Report every line from the material that contains the word "Ogłoszenia".

______________________________

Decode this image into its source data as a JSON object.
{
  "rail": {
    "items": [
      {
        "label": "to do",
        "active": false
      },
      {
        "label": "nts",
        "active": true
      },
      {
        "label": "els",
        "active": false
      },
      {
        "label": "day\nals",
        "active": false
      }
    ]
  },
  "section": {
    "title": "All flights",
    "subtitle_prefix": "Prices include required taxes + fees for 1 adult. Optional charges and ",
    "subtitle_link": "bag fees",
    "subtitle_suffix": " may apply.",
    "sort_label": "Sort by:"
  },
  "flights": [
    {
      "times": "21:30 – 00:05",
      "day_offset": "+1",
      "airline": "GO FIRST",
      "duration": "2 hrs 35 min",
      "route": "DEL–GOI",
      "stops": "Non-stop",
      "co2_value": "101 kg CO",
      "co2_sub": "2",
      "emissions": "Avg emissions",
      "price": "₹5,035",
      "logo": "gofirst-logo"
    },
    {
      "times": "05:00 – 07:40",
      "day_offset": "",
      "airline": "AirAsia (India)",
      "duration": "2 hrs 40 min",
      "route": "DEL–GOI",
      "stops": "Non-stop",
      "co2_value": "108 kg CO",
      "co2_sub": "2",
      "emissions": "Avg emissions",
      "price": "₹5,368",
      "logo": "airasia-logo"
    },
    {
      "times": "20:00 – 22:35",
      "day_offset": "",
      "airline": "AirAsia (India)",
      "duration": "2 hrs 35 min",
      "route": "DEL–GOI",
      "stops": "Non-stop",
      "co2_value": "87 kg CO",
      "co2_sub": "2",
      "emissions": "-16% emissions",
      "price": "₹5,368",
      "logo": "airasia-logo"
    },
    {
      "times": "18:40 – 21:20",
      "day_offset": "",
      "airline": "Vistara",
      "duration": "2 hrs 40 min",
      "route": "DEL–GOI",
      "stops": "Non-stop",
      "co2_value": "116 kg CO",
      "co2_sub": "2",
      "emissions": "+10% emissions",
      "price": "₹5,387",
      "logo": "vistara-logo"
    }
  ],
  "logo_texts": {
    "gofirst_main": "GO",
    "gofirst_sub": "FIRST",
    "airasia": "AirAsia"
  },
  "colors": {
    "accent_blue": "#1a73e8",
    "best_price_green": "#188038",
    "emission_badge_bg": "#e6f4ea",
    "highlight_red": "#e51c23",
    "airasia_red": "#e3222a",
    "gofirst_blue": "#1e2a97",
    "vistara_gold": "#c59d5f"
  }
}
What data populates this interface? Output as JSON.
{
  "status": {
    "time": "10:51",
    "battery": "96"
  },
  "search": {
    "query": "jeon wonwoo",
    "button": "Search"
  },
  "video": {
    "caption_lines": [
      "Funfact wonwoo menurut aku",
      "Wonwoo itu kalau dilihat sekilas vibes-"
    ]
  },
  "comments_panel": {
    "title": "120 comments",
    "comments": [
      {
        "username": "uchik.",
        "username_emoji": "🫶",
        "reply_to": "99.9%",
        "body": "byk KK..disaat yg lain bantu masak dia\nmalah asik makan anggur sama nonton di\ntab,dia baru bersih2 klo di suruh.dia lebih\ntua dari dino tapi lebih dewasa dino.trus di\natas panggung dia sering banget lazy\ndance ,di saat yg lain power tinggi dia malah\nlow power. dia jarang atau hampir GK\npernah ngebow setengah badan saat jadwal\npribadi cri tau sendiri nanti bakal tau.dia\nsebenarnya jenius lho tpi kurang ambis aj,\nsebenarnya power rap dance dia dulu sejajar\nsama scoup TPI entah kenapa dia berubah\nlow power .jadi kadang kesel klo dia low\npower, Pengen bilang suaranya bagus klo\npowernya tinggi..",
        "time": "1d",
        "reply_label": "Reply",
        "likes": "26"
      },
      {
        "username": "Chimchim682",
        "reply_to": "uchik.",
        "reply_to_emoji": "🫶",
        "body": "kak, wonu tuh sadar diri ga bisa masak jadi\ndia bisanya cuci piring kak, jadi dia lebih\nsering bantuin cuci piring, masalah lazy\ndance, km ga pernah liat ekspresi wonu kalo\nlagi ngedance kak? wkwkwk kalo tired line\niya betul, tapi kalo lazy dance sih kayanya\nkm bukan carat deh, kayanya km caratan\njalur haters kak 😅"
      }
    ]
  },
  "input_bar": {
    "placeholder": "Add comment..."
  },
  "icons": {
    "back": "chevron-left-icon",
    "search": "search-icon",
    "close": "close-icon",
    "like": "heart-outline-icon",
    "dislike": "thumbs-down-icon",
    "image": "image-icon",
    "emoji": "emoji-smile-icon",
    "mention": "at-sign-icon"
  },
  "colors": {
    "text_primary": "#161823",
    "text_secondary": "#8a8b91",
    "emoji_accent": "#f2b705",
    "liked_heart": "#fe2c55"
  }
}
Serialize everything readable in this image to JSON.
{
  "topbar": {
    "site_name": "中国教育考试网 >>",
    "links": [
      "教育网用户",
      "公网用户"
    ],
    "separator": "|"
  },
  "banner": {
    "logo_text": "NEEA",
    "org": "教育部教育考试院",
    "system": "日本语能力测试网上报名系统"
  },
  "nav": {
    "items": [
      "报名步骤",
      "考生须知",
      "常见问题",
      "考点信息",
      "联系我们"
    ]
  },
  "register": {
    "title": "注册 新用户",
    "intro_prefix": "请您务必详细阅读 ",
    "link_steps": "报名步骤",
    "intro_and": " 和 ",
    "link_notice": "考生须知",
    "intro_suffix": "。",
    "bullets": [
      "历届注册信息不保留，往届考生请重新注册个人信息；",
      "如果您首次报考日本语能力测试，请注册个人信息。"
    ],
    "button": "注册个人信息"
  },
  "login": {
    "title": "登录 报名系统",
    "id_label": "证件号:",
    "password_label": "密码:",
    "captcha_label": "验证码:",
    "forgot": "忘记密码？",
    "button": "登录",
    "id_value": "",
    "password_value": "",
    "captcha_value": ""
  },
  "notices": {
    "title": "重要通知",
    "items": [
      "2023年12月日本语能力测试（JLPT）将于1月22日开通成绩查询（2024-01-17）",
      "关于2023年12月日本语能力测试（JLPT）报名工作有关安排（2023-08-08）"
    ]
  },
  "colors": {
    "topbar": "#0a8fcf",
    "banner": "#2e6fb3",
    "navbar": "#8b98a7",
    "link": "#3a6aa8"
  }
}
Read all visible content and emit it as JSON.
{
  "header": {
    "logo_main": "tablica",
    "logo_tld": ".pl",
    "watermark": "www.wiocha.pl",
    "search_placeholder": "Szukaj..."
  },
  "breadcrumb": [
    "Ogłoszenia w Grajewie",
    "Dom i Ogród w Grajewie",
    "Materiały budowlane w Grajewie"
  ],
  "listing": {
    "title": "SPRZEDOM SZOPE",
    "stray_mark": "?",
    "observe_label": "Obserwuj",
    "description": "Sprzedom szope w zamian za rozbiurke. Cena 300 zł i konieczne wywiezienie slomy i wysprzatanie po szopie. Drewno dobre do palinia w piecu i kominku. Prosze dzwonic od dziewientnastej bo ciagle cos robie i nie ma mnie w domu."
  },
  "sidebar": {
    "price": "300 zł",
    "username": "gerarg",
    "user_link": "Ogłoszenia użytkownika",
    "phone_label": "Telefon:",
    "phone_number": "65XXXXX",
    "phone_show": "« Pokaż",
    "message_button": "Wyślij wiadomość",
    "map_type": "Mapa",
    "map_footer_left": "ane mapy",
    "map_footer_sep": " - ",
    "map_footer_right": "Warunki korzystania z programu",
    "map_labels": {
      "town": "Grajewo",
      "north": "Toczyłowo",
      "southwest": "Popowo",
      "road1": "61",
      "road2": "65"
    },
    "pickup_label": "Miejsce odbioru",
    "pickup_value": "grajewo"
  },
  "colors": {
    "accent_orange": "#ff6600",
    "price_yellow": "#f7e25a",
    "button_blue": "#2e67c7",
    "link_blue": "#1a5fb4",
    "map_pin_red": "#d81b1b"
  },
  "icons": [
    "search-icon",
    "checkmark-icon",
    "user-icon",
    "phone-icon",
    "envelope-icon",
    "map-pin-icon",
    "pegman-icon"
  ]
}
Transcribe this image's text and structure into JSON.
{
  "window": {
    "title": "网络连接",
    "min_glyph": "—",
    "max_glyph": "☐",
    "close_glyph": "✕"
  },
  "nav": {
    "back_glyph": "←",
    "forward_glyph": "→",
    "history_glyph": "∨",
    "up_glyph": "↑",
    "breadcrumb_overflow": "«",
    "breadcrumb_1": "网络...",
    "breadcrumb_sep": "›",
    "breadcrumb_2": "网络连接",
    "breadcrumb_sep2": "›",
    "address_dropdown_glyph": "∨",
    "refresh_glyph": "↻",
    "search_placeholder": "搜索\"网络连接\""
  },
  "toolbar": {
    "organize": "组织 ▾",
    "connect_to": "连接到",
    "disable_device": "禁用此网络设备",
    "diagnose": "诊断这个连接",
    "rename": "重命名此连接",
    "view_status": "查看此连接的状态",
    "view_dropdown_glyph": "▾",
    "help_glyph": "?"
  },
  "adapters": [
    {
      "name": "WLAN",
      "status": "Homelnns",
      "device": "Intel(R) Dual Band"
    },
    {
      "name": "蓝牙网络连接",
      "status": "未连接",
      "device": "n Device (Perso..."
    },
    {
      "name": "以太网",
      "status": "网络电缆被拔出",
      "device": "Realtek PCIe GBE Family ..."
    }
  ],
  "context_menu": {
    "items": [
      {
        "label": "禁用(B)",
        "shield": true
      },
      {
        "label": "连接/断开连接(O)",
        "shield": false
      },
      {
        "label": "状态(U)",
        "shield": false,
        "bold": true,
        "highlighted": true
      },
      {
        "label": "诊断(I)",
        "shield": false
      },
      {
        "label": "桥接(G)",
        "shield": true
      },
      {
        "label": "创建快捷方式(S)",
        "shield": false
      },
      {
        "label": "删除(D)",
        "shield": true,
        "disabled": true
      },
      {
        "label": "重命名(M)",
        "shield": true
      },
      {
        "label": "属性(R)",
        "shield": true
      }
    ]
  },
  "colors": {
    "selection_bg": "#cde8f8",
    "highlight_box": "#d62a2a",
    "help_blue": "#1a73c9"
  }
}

______________________________

Result of this exercise:
    "Ogłoszenia w Grajewie",
    "user_link": "Ogłoszenia użytkownika",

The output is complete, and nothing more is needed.